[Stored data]
# # # # #

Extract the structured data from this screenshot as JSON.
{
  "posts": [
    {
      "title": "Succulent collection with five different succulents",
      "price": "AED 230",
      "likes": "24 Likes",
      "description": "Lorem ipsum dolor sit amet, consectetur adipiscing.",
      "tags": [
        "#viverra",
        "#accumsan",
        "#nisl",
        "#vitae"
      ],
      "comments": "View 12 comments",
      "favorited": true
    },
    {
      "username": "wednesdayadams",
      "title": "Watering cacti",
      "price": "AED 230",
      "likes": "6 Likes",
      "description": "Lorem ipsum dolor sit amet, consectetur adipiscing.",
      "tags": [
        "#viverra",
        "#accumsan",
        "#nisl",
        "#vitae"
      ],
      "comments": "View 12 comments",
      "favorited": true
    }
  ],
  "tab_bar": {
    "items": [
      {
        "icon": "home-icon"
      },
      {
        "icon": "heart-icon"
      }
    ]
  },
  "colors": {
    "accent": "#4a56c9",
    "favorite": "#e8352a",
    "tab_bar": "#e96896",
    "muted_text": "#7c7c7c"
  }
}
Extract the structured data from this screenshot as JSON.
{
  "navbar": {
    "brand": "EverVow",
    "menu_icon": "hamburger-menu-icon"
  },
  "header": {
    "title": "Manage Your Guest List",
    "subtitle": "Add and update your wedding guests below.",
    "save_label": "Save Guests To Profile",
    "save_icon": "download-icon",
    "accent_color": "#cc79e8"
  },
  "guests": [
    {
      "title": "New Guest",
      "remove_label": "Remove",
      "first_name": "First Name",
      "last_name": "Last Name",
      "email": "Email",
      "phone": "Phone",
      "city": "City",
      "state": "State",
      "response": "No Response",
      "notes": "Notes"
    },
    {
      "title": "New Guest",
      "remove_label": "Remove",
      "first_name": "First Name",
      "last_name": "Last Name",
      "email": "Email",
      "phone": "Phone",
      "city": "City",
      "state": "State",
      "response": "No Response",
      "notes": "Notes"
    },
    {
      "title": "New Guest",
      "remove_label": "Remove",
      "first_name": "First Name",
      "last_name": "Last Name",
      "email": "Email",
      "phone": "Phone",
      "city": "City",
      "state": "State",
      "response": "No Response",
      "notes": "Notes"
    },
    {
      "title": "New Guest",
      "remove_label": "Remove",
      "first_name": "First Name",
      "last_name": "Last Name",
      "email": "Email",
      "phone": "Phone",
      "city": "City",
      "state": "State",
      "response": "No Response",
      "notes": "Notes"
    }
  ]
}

# # # # #

Task to complete >>
Return the lines above exactly, keeping every word.

Output >>
Extract the structured data from this screenshot as JSON.
{
  "posts": [
    {
      "title": "Succulent collection with five different succulents",
      "price": "AED 230",
      "likes": "24 Likes",
      "description": "Lorem ipsum dolor sit amet, consectetur adipiscing.",
      "tags": [
        "#viverra",
        "#accumsan",
        "#nisl",
        "#vitae"
      ],
      "comments": "View 12 comments",
      "favorited": true
    },
    {
      "username": "wednesdayadams",
      "title": "Watering cacti",
      "price": "AED 230",
      "likes": "6 Likes",
      "description": "Lorem ipsum dolor sit amet, consectetur adipiscing.",
      "tags": [
        "#viverra",
        "#accumsan",
        "#nisl",
        "#vitae"
      ],
      "comments": "View 12 comments",
      "favorited": true
    }
  ],
  "tab_bar": {
    "items": [
      {
        "icon": "home-icon"
      },
      {
        "icon": "heart-icon"
      }
    ]
  },
  "colors": {
    "accent": "#4a56c9",
    "favorite": "#e8352a",
    "tab_bar": "#e96896",
    "muted_text": "#7c7c7c"
  }
}
Extract the structured data from this screenshot as JSON.
{
  "navbar": {
    "brand": "EverVow",
    "menu_icon": "hamburger-menu-icon"
  },
  "header": {
    "title": "Manage Your Guest List",
    "subtitle": "Add and update your wedding guests below.",
    "save_label": "Save Guests To Profile",
    "save_icon": "download-icon",
    "accent_color": "#cc79e8"
  },
  "guests": [
    {
      "title": "New Guest",
      "remove_label": "Remove",
      "first_name": "First Name",
      "last_name": "Last Name",
      "email": "Email",
      "phone": "Phone",
      "city": "City",
      "state": "State",
      "response": "No Response",
      "notes": "Notes"
    },
    {
      "title": "New Guest",
      "remove_label": "Remove",
      "first_name": "First Name",
      "last_name": "Last Name",
      "email": "Email",
      "phone": "Phone",
      "city": "City",
      "state": "State",
      "response": "No Response",
      "notes": "Notes"
    },
    {
      "title": "New Guest",
      "remove_label": "Remove",
      "first_name": "First Name",
      "last_name": "Last Name",
      "email": "Email",
      "phone": "Phone",
      "city": "City",
      "state": "State",
      "response": "No Response",
      "notes": "Notes"
    },
    {
      "title": "New Guest",
      "remove_label": "Remove",
      "first_name": "First Name",
      "last_name": "Last Name",
      "email": "Email",
      "phone": "Phone",
      "city": "City",
      "state": "State",
      "response": "No Response",
      "notes": "Notes"
    }
  ]
}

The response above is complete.